Data listing
========

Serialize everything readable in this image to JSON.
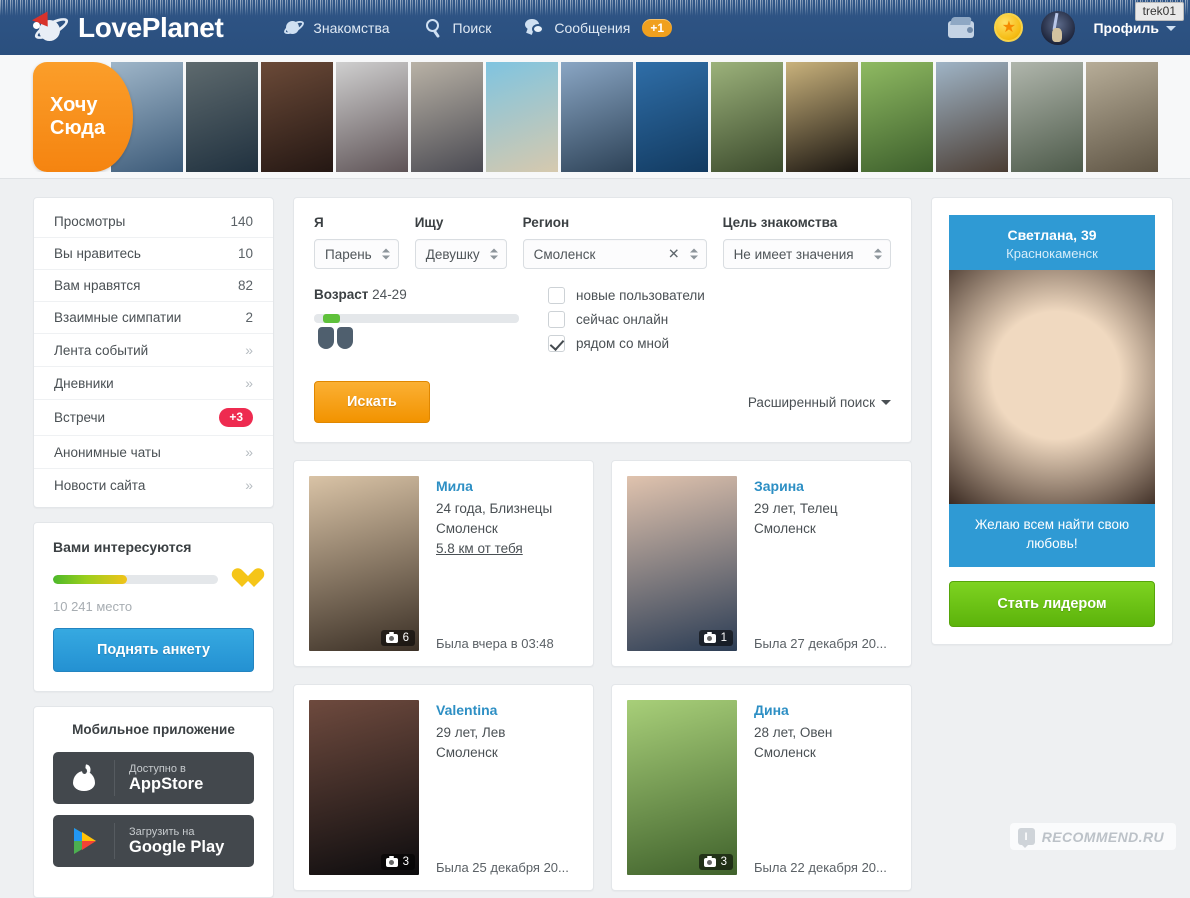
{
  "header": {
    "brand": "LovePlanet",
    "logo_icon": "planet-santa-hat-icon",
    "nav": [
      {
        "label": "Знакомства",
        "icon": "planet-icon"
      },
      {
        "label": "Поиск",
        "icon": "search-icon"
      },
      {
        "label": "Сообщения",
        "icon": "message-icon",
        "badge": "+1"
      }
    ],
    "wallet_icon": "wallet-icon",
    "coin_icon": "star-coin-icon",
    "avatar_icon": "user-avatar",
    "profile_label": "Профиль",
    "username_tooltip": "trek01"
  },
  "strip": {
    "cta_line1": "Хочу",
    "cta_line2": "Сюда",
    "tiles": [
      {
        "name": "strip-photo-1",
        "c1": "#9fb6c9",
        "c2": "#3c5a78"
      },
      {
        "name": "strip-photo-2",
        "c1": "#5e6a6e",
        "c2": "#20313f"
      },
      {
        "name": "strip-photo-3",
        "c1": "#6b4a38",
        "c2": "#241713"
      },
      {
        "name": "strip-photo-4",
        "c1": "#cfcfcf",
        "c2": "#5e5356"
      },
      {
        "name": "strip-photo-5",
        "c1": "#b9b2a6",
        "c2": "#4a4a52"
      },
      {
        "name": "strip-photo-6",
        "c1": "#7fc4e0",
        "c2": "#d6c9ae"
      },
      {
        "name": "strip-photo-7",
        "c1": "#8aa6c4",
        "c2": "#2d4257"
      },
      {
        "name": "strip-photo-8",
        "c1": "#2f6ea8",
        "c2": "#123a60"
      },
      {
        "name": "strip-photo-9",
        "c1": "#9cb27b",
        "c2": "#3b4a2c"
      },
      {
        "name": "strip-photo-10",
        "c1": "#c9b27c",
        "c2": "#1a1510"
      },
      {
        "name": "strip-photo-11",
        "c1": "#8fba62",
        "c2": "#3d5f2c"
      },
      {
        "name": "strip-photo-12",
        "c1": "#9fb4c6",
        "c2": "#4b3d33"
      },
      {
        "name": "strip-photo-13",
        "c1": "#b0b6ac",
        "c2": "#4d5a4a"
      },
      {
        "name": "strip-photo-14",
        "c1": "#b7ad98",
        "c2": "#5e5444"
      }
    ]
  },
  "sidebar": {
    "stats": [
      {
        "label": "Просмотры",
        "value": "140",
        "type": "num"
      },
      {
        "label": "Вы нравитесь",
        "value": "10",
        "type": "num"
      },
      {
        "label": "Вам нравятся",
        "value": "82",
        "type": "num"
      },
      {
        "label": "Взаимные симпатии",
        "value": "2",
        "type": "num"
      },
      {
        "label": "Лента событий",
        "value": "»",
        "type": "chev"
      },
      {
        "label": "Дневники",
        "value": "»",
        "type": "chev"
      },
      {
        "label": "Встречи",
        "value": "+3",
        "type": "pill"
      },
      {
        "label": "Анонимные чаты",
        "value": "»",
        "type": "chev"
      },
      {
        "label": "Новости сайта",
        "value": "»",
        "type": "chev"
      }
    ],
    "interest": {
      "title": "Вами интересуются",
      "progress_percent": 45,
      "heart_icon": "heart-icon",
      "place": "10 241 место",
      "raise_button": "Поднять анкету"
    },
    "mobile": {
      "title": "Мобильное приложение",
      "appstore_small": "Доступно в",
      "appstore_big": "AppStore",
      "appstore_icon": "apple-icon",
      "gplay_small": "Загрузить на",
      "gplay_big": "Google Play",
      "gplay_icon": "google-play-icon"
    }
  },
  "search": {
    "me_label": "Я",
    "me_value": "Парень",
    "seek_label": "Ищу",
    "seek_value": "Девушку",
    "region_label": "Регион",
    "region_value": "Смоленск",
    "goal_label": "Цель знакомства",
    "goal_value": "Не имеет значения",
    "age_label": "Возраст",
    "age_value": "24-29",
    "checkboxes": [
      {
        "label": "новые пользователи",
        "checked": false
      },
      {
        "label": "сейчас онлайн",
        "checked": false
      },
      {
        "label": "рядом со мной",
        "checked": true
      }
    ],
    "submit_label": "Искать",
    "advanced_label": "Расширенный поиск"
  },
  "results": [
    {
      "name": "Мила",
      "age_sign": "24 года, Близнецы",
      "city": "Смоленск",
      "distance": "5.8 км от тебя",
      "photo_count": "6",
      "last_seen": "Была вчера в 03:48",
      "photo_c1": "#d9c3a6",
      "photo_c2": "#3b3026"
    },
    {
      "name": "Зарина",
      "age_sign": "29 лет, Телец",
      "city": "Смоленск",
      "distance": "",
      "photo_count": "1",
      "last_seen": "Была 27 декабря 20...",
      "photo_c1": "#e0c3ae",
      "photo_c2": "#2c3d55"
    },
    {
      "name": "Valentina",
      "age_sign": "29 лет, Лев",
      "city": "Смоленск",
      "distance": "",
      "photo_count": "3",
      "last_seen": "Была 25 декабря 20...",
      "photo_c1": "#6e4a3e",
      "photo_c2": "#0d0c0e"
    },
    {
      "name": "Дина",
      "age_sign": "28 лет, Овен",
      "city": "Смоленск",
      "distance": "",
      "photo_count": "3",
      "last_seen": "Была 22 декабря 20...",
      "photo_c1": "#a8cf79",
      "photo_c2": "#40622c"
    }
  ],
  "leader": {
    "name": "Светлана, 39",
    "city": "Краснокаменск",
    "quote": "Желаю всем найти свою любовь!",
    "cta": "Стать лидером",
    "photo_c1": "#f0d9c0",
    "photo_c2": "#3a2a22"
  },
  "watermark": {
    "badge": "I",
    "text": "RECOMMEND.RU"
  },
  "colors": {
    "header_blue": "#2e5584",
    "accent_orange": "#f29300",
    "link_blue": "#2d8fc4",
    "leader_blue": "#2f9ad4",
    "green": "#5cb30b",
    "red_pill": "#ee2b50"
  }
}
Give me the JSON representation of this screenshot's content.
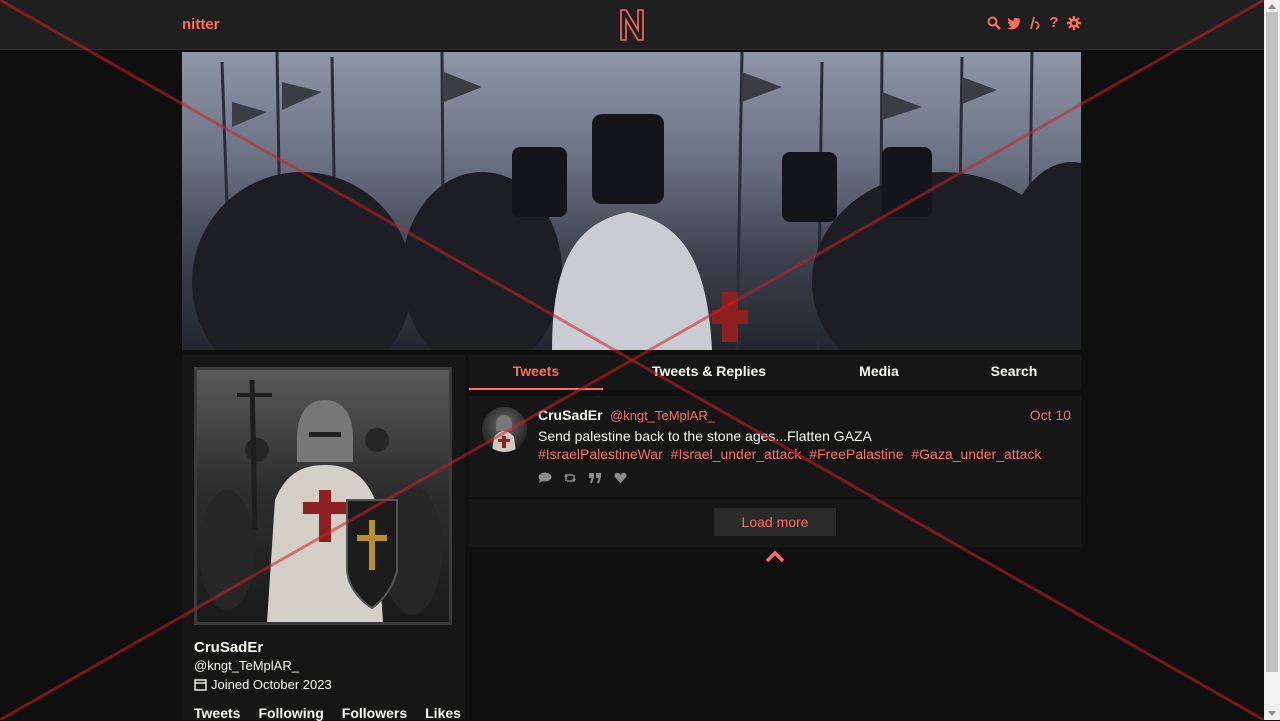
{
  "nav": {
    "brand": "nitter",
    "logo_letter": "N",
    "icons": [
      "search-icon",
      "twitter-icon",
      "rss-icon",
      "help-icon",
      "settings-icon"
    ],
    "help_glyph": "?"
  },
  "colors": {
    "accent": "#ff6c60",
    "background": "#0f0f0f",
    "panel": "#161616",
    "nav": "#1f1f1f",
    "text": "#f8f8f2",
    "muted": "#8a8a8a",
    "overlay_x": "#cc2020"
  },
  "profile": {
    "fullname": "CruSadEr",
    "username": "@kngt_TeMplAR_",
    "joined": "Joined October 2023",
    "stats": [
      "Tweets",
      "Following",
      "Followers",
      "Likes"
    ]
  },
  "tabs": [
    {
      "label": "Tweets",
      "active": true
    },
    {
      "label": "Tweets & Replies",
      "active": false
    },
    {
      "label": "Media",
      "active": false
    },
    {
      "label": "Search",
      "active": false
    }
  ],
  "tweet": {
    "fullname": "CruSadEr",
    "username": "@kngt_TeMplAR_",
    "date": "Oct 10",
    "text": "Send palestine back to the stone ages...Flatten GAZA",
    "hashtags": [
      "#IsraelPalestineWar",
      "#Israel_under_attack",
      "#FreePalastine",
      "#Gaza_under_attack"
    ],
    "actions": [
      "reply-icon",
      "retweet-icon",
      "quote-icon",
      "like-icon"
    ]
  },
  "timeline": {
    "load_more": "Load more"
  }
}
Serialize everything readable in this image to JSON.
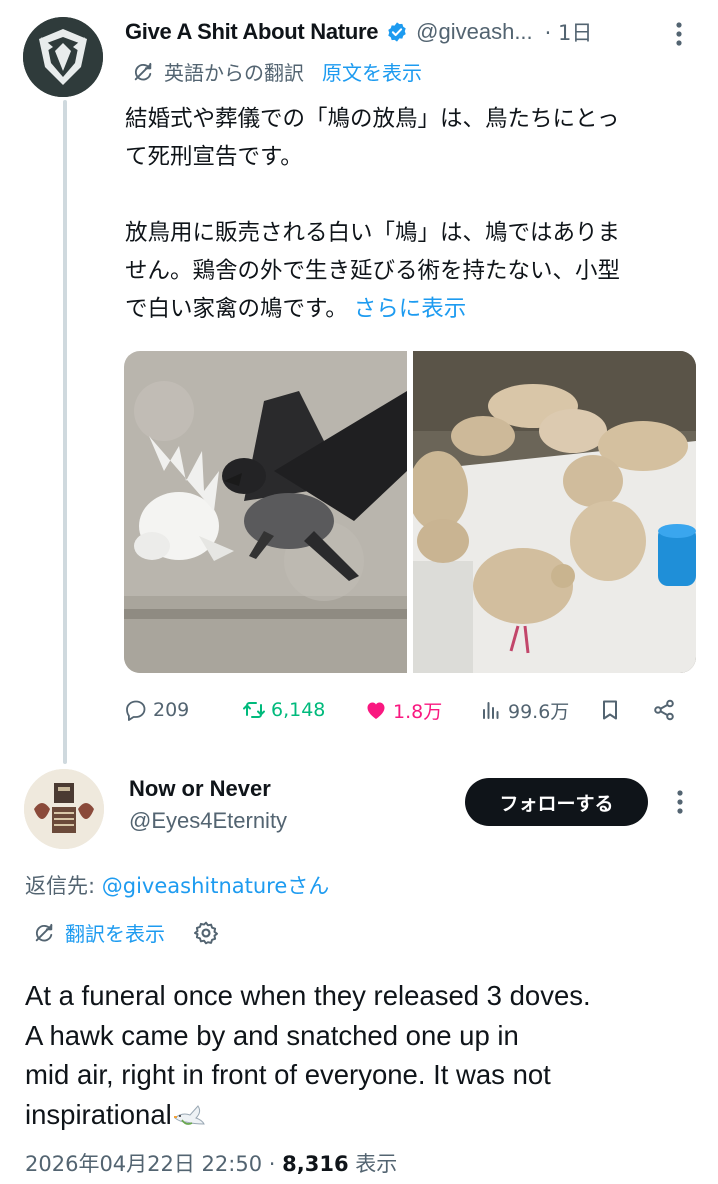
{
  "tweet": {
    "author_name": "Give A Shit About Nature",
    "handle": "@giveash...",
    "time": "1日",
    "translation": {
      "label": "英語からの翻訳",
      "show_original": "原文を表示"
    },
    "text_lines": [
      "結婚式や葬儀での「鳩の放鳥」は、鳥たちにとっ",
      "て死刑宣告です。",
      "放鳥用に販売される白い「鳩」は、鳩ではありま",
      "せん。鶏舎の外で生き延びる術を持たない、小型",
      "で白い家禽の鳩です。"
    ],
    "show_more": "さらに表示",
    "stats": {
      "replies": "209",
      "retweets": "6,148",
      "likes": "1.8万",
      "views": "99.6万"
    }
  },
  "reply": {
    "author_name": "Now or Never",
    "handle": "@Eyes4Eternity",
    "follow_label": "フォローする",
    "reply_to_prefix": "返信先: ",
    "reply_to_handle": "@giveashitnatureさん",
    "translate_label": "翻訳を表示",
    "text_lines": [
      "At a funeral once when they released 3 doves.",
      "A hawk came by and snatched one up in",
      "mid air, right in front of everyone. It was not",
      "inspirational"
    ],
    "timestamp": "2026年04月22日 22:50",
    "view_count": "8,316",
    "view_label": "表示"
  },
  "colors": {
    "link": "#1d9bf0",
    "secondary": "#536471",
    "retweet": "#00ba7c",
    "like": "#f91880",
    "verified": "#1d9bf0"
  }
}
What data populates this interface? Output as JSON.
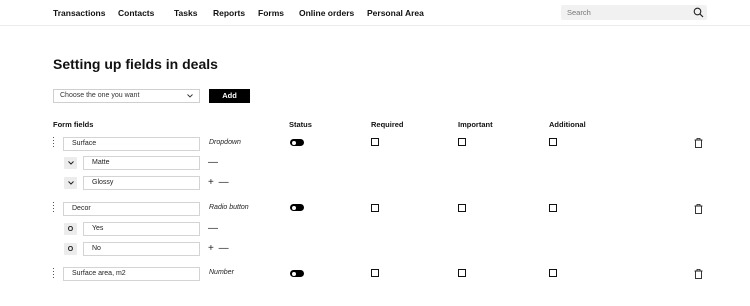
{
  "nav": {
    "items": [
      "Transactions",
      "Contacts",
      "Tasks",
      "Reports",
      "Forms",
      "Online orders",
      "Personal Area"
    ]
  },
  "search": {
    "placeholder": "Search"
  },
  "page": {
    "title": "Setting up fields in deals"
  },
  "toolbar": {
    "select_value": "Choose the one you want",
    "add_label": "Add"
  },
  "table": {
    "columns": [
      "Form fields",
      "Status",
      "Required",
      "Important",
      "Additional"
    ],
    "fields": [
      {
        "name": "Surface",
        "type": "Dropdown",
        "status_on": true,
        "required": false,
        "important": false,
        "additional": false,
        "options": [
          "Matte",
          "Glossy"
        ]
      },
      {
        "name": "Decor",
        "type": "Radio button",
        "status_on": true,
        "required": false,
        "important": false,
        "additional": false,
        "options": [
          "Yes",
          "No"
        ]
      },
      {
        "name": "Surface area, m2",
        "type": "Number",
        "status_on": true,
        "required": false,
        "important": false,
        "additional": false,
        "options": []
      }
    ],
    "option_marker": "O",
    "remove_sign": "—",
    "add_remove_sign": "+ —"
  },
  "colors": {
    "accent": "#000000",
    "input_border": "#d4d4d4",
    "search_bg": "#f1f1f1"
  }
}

========

● **WHAT IS ASKED**:
Exactly the lines from the one with "What data populates" through the end of the records should be written out, and only those. Pictures do not belong in the copy.

● **TASK RESPONSE**:
What data populates this interface? Output as JSON.
{
  "nav": {
    "items": [
      "Transactions",
      "Contacts",
      "Tasks",
      "Reports",
      "Forms",
      "Online orders",
      "Personal Area"
    ]
  },
  "search": {
    "placeholder": "Search"
  },
  "page": {
    "title": "Setting up fields in deals"
  },
  "toolbar": {
    "select_value": "Choose the one you want",
    "add_label": "Add"
  },
  "table": {
    "columns": [
      "Form fields",
      "Status",
      "Required",
      "Important",
      "Additional"
    ],
    "fields": [
      {
        "name": "Surface",
        "type": "Dropdown",
        "status_on": true,
        "required": false,
        "important": false,
        "additional": false,
        "options": [
          "Matte",
          "Glossy"
        ]
      },
      {
        "name": "Decor",
        "type": "Radio button",
        "status_on": true,
        "required": false,
        "important": false,
        "additional": false,
        "options": [
          "Yes",
          "No"
        ]
      },
      {
        "name": "Surface area, m2",
        "type": "Number",
        "status_on": true,
        "required": false,
        "important": false,
        "additional": false,
        "options": []
      }
    ],
    "option_marker": "O",
    "remove_sign": "—",
    "add_remove_sign": "+ —"
  },
  "colors": {
    "accent": "#000000",
    "input_border": "#d4d4d4",
    "search_bg": "#f1f1f1"
  }
}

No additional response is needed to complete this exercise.